**Requirement**: Copy out the listing that follows, exactly, without its pictures.

**Task input**:
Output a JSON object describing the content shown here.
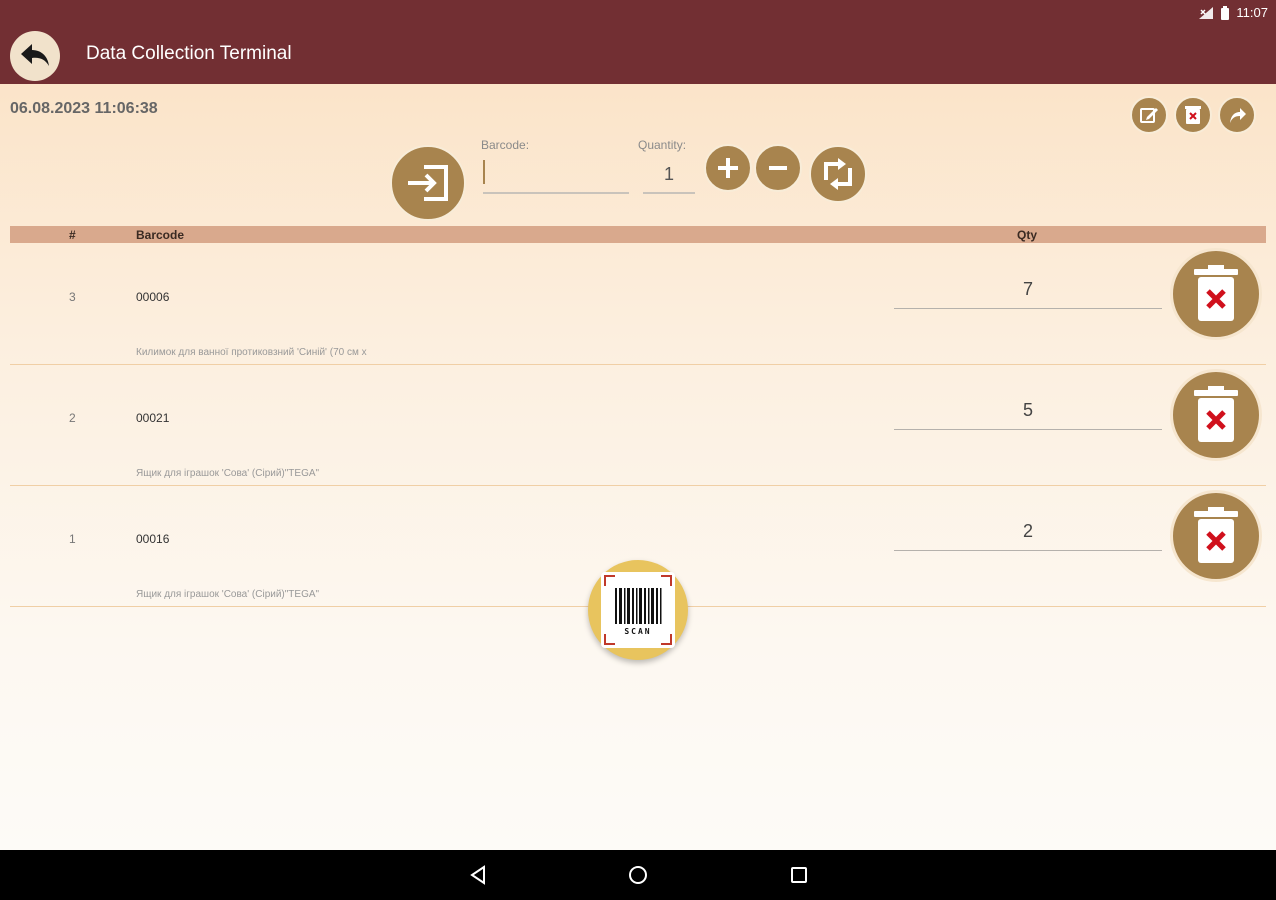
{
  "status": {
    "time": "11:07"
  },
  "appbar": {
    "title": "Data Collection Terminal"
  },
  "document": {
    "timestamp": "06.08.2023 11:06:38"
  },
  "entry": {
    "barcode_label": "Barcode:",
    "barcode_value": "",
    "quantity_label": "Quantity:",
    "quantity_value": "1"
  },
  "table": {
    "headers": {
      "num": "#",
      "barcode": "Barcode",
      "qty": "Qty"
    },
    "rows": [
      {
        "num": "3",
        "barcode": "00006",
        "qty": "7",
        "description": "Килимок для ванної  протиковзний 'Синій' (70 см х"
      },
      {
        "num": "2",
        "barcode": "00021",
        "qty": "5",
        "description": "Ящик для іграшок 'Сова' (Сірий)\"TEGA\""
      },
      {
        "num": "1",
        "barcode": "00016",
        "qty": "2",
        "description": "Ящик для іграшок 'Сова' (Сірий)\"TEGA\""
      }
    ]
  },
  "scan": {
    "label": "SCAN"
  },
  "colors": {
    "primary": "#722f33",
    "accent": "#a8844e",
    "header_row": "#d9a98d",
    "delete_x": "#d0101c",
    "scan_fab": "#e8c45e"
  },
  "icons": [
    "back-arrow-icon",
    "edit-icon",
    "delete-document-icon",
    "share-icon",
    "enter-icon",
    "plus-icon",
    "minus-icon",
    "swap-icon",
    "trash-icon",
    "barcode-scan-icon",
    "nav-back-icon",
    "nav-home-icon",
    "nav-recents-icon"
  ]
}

**Result of this task**:
Output a JSON object describing the content shown here.
{
  "status": {
    "time": "11:07"
  },
  "appbar": {
    "title": "Data Collection Terminal"
  },
  "document": {
    "timestamp": "06.08.2023 11:06:38"
  },
  "entry": {
    "barcode_label": "Barcode:",
    "barcode_value": "",
    "quantity_label": "Quantity:",
    "quantity_value": "1"
  },
  "table": {
    "headers": {
      "num": "#",
      "barcode": "Barcode",
      "qty": "Qty"
    },
    "rows": [
      {
        "num": "3",
        "barcode": "00006",
        "qty": "7",
        "description": "Килимок для ванної  протиковзний 'Синій' (70 см х"
      },
      {
        "num": "2",
        "barcode": "00021",
        "qty": "5",
        "description": "Ящик для іграшок 'Сова' (Сірий)\"TEGA\""
      },
      {
        "num": "1",
        "barcode": "00016",
        "qty": "2",
        "description": "Ящик для іграшок 'Сова' (Сірий)\"TEGA\""
      }
    ]
  },
  "scan": {
    "label": "SCAN"
  },
  "colors": {
    "primary": "#722f33",
    "accent": "#a8844e",
    "header_row": "#d9a98d",
    "delete_x": "#d0101c",
    "scan_fab": "#e8c45e"
  },
  "icons": [
    "back-arrow-icon",
    "edit-icon",
    "delete-document-icon",
    "share-icon",
    "enter-icon",
    "plus-icon",
    "minus-icon",
    "swap-icon",
    "trash-icon",
    "barcode-scan-icon",
    "nav-back-icon",
    "nav-home-icon",
    "nav-recents-icon"
  ]
}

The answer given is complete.